Given problem: In the entries below, find every line with "true" and copy it.

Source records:
**********

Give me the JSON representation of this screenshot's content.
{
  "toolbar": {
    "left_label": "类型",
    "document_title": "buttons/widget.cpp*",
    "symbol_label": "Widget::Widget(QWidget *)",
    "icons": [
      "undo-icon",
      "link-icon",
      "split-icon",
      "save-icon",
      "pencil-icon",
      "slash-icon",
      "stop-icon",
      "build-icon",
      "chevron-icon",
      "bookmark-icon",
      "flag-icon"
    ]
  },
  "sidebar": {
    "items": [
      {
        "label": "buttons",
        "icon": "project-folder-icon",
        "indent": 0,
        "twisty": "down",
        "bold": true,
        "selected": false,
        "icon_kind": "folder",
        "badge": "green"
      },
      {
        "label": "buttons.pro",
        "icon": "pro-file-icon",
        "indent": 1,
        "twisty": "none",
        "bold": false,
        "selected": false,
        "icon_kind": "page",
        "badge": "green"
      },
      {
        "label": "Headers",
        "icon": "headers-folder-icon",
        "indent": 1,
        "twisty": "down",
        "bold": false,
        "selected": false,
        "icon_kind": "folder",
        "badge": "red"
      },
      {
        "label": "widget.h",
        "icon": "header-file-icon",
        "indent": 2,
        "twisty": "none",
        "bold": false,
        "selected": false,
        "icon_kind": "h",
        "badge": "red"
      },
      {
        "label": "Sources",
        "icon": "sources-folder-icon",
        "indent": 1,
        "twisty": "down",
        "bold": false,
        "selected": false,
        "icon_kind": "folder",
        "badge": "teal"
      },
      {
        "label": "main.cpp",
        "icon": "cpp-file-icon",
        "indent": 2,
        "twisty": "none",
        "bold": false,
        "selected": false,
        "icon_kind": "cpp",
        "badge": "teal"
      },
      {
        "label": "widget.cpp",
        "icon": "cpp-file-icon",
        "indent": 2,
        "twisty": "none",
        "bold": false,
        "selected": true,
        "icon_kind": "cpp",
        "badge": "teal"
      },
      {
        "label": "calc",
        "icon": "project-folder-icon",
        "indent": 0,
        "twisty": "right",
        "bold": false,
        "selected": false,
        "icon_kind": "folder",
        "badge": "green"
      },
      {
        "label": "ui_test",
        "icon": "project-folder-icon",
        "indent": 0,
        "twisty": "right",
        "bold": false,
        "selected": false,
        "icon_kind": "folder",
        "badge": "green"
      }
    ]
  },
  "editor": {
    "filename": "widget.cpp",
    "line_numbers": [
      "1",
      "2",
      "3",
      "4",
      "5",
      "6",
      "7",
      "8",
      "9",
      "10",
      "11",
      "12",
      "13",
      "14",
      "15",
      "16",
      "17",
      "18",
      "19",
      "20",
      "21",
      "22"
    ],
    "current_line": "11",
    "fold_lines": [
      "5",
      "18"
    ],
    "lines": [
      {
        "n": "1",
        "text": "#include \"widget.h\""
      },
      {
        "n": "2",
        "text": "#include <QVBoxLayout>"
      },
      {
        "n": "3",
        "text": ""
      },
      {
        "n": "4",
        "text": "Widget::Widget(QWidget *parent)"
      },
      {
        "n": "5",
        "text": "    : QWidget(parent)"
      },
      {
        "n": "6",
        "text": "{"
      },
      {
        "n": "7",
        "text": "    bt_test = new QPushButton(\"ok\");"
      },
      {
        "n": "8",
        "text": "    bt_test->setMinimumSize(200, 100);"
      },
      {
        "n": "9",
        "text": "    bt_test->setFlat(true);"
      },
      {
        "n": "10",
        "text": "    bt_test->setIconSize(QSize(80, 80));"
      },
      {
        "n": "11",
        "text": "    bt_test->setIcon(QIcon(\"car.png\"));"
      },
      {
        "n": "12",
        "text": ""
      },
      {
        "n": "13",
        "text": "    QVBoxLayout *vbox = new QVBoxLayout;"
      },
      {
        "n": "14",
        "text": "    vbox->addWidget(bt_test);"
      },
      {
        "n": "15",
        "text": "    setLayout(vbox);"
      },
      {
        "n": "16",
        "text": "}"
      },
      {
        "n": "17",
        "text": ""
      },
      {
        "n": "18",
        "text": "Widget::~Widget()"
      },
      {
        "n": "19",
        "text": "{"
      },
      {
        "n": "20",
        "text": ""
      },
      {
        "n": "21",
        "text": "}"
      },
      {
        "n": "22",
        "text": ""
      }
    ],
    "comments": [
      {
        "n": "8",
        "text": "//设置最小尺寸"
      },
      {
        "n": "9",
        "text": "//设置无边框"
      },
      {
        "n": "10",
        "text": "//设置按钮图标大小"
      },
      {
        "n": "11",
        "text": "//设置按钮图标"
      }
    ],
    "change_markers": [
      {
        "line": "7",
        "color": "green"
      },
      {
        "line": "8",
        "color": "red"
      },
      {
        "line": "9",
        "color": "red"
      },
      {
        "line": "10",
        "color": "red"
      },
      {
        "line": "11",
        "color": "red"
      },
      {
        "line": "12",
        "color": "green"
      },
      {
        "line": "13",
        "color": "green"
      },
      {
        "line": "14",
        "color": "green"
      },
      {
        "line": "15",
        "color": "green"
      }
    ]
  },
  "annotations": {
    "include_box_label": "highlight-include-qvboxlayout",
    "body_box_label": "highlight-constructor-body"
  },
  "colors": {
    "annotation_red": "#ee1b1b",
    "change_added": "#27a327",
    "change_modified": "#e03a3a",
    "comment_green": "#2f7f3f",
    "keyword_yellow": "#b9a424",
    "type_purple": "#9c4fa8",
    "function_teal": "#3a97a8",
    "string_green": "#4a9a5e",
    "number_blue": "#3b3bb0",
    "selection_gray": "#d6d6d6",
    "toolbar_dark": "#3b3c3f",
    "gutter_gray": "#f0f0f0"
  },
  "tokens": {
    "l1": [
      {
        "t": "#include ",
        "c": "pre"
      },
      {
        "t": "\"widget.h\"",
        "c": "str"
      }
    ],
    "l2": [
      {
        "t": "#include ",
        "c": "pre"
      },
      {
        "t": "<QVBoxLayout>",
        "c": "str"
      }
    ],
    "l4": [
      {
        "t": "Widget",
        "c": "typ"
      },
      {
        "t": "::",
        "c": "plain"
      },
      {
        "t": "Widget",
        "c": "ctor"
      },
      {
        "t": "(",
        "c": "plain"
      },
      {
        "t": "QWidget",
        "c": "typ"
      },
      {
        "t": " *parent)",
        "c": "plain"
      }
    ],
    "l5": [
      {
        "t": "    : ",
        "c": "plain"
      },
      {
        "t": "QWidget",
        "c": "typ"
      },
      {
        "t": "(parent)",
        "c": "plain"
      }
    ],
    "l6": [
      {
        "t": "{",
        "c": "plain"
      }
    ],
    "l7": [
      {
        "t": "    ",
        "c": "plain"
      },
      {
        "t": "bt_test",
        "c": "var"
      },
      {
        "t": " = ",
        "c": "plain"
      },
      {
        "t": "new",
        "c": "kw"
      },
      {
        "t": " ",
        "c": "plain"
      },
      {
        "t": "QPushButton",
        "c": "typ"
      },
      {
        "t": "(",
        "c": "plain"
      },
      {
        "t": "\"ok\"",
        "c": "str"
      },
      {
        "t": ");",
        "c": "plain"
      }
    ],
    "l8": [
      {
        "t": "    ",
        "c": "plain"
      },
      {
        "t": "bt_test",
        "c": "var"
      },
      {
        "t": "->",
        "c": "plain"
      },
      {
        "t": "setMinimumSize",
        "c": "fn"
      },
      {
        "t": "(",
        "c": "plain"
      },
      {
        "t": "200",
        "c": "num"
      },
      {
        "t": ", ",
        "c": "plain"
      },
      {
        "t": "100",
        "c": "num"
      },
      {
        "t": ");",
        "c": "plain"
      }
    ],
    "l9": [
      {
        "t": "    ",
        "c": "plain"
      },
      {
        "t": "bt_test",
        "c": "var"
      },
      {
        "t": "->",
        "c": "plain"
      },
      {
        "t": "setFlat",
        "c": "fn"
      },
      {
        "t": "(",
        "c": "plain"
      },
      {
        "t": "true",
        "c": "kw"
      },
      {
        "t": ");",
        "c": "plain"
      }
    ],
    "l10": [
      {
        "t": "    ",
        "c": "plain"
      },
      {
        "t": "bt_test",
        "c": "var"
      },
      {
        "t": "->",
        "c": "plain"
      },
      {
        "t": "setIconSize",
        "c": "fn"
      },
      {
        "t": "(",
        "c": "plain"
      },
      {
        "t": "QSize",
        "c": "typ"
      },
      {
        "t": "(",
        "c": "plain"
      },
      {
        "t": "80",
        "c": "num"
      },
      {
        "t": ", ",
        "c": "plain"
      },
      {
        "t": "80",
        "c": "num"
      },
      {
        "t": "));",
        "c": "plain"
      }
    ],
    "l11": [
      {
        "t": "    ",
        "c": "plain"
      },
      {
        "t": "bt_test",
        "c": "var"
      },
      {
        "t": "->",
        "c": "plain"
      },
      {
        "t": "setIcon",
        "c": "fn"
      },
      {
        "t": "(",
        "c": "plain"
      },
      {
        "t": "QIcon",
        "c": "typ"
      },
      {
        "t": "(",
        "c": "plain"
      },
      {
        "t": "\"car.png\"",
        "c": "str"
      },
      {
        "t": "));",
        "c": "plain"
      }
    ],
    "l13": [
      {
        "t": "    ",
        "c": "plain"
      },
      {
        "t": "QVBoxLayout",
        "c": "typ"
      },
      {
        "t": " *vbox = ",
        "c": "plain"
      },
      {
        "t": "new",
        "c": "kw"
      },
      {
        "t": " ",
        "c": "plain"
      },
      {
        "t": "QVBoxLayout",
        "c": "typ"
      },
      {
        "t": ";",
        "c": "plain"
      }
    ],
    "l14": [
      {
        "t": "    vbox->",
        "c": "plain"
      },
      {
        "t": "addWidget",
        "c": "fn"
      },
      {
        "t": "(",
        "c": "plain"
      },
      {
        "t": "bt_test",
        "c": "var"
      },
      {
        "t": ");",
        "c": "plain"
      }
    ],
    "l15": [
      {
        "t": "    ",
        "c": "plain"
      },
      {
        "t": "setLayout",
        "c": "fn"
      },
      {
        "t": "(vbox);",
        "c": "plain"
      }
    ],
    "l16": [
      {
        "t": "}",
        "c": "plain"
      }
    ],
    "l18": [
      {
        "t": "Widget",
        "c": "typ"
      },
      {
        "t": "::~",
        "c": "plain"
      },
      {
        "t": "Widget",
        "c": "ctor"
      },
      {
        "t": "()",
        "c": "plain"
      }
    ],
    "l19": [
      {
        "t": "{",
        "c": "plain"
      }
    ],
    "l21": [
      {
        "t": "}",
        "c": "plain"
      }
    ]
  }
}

**********

Result of this task:
        "bold": true,
        "selected": true,
        "text": "    bt_test->setFlat(true);"
        "t": "true",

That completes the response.